▶ **Material shown**:
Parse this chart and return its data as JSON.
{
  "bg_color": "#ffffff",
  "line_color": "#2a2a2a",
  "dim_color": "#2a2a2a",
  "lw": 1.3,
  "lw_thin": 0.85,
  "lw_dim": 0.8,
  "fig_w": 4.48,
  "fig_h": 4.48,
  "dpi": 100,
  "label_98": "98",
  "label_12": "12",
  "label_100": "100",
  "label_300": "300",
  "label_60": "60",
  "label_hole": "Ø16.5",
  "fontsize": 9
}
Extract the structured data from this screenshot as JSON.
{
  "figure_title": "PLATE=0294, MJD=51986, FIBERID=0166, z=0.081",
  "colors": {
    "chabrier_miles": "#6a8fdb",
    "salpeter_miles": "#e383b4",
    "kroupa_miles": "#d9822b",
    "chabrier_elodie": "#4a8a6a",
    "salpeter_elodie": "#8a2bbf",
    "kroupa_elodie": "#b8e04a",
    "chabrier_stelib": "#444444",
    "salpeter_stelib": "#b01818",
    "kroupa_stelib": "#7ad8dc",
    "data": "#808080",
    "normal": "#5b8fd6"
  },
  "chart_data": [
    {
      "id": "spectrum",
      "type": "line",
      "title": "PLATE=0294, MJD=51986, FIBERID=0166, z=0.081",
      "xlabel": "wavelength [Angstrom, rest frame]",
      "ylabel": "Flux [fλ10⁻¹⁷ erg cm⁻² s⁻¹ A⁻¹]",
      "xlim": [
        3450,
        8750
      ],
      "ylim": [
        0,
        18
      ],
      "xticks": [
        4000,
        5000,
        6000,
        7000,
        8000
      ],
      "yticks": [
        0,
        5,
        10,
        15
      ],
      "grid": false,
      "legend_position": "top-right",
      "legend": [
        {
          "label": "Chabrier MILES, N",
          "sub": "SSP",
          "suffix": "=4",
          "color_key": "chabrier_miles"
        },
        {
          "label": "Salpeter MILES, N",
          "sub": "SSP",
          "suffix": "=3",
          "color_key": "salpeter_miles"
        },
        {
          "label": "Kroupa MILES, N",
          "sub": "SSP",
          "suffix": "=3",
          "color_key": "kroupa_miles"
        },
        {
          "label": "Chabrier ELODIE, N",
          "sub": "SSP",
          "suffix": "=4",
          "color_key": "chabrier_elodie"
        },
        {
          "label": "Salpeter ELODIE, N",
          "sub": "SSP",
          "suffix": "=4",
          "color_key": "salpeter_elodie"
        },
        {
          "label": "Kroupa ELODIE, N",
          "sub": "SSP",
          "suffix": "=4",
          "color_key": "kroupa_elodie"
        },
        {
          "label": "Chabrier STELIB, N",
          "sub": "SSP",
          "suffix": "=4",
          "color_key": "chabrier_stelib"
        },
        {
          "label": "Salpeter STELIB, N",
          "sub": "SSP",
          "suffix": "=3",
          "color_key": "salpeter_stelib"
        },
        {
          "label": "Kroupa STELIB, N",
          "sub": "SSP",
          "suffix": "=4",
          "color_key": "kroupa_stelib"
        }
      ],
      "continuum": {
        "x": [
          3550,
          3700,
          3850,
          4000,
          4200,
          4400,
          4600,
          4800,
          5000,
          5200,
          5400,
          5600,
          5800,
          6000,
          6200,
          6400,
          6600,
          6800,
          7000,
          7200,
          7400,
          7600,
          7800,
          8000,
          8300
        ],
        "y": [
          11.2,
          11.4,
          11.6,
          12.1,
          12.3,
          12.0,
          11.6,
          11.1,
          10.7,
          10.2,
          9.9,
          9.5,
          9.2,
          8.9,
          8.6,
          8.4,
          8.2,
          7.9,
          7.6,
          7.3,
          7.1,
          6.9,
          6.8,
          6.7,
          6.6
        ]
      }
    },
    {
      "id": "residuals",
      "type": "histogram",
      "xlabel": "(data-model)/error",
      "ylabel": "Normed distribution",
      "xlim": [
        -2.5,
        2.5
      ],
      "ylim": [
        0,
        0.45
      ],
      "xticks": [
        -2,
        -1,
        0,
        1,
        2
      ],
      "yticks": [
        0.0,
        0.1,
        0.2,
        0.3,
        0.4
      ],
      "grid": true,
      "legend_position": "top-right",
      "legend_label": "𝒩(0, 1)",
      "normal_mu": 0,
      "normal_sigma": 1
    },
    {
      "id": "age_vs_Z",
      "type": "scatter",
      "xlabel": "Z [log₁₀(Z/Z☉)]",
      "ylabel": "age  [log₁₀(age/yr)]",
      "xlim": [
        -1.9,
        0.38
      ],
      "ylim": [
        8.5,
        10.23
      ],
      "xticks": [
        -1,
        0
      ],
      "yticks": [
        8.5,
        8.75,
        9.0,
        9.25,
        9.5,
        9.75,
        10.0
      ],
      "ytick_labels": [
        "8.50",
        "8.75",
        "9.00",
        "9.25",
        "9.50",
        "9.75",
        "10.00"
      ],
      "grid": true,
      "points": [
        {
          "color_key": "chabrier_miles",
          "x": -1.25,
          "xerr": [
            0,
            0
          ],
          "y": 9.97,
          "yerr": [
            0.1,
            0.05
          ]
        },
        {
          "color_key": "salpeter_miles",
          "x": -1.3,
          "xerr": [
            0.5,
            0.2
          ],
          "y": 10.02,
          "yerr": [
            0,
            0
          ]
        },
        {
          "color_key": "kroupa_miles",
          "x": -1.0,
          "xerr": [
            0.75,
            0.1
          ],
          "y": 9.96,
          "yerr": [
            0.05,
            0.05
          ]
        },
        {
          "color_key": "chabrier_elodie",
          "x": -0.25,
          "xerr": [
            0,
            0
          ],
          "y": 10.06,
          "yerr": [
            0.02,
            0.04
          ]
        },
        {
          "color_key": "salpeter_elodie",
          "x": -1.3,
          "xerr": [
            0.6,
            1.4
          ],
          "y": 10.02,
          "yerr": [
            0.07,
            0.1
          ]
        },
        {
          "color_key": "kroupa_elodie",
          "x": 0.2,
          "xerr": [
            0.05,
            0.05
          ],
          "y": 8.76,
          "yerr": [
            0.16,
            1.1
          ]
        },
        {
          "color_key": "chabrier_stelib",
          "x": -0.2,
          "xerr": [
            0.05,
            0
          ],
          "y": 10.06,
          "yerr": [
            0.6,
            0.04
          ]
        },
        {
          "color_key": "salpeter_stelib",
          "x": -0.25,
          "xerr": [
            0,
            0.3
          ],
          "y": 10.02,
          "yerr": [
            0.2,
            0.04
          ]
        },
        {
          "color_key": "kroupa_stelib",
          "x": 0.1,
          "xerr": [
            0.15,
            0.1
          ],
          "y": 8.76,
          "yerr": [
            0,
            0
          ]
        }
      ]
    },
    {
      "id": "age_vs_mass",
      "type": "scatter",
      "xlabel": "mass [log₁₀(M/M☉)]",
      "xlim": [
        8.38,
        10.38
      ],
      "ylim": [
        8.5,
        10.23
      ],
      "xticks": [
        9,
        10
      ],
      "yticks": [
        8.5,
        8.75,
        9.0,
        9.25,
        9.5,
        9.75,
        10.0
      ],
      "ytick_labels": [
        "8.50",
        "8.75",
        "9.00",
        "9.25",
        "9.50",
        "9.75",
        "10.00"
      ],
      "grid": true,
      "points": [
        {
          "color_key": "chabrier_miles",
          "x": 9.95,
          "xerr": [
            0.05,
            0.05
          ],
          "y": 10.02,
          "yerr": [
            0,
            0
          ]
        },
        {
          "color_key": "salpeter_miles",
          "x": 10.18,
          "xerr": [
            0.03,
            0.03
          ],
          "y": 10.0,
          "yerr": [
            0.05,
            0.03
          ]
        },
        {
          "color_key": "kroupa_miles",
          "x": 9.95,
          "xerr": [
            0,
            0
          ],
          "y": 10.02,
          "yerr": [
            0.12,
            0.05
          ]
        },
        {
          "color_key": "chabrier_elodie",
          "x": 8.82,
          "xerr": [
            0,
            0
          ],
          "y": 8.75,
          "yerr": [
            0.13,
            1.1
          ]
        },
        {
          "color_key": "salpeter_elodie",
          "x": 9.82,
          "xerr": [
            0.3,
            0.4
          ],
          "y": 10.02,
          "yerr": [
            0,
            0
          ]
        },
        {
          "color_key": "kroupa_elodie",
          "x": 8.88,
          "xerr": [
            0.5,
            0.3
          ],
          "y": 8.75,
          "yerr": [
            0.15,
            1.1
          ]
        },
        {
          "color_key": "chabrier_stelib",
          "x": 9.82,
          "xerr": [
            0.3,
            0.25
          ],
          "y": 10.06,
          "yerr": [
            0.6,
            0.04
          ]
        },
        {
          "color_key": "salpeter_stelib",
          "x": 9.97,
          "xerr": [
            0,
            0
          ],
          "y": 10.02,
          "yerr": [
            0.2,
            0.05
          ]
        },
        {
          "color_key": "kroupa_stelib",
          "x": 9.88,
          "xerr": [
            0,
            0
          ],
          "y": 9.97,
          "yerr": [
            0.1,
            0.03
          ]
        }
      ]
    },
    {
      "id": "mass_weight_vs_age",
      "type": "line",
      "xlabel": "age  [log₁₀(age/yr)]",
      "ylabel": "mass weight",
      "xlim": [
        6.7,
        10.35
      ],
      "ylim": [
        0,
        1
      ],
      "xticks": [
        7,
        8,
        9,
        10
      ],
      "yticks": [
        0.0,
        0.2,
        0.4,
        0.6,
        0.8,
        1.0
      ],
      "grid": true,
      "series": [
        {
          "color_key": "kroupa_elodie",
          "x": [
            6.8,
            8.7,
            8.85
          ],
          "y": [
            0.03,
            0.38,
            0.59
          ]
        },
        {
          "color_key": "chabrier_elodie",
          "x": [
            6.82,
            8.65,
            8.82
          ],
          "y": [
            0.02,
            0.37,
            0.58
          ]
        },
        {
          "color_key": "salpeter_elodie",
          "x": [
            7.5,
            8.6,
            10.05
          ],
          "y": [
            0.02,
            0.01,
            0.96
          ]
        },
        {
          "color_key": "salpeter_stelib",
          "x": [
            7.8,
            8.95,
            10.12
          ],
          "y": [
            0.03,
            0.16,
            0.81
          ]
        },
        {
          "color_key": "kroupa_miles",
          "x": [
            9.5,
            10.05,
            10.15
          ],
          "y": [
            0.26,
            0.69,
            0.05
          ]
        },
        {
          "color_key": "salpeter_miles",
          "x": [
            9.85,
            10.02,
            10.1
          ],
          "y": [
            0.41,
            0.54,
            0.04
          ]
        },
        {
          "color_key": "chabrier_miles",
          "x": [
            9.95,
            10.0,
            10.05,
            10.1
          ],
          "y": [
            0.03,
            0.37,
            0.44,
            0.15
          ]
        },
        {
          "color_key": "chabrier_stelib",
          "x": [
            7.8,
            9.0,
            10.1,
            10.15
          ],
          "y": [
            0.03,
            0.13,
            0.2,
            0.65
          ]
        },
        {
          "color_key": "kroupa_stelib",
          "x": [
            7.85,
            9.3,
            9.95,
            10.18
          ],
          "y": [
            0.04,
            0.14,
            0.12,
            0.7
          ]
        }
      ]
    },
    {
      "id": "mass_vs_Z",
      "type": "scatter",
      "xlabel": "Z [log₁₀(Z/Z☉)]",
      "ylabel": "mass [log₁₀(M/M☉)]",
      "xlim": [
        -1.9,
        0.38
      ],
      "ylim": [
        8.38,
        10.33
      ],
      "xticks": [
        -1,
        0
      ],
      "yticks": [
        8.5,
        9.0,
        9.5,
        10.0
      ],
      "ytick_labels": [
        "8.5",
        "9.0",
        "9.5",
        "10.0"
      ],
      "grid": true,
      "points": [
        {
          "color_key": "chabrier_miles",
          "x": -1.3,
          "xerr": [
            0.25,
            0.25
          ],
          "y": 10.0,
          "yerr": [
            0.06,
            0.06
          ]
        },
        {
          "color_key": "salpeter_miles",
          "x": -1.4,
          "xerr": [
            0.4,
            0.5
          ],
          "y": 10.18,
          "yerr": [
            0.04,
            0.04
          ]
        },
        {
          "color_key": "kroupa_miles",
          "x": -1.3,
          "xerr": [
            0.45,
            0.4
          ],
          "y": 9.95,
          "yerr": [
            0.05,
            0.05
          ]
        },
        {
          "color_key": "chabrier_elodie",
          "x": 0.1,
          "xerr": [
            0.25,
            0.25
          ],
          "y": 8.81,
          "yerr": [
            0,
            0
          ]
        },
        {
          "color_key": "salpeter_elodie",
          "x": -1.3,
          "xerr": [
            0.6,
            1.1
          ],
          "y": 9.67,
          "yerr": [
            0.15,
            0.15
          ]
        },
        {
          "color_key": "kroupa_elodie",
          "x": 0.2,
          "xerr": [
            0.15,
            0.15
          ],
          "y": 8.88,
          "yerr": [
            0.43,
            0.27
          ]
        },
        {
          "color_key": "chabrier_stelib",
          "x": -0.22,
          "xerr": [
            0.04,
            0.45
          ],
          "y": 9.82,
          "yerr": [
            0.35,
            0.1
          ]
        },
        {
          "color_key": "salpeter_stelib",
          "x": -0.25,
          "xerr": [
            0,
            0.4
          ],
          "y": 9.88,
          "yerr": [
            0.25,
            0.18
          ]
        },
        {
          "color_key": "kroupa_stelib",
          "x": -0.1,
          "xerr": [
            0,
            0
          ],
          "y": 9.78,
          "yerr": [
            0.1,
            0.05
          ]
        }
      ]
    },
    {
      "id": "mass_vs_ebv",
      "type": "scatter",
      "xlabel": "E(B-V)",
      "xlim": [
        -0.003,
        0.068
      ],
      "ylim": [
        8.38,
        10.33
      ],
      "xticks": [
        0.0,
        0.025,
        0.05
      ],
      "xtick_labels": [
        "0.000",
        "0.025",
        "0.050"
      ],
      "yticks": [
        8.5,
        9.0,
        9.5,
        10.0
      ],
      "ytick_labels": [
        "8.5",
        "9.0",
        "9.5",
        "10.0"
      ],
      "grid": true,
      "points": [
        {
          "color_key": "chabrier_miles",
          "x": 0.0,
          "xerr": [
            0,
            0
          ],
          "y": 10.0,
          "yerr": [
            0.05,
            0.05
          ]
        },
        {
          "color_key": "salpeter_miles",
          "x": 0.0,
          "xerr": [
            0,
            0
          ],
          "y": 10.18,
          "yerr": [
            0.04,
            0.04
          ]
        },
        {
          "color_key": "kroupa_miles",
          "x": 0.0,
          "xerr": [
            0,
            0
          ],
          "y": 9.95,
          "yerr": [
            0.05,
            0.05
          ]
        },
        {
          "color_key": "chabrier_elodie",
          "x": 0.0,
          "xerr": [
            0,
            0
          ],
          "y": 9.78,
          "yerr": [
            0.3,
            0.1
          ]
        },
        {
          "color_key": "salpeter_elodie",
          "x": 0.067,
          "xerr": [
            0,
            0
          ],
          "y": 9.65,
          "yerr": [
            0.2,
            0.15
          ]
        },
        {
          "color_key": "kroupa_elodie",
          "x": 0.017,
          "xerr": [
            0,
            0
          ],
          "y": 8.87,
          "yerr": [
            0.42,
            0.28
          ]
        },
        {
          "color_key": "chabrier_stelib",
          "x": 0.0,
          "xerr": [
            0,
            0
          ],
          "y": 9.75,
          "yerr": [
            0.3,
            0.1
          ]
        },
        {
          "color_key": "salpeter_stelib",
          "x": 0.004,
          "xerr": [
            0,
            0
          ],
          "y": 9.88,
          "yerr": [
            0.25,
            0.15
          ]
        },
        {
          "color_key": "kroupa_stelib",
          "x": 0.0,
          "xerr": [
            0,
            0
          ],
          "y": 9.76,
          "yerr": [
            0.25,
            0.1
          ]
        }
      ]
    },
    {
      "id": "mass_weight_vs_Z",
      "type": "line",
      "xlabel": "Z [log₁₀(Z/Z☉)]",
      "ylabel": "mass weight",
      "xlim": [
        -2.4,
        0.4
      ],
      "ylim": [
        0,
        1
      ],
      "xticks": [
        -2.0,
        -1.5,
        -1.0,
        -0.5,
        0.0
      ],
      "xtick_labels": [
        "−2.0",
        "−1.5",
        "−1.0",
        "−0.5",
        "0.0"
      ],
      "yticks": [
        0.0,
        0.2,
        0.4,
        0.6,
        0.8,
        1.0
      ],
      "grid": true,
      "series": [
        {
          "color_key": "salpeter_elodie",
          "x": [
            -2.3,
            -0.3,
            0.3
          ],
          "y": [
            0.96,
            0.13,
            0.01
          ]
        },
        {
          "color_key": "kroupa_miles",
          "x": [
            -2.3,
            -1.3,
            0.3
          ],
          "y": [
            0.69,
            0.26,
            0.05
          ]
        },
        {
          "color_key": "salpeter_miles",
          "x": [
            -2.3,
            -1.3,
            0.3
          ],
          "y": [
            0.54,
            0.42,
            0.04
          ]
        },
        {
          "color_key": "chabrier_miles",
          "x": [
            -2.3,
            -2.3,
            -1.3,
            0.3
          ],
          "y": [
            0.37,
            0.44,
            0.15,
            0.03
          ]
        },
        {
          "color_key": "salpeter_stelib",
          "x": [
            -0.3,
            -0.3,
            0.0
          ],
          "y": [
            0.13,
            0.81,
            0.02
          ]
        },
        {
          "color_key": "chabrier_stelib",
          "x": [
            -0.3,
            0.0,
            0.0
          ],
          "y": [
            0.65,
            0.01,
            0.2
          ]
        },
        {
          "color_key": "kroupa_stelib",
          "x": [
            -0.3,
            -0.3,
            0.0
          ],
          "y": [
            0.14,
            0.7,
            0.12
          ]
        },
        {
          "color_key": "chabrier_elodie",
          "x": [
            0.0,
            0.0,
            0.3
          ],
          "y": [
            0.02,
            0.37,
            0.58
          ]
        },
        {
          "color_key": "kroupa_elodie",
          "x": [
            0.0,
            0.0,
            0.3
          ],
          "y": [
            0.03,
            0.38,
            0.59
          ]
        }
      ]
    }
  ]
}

▶ **What you have to do**:
Write out every line of the preceding listing that contains "log₁₀".

▶ **Output for this task**:
      "xlabel": "Z [log₁₀(Z/Z☉)]",
      "ylabel": "age  [log₁₀(age/yr)]",
      "xlabel": "mass [log₁₀(M/M☉)]",
      "xlabel": "age  [log₁₀(age/yr)]",
      "xlabel": "Z [log₁₀(Z/Z☉)]",
      "ylabel": "mass [log₁₀(M/M☉)]",
      "xlabel": "Z [log₁₀(Z/Z☉)]",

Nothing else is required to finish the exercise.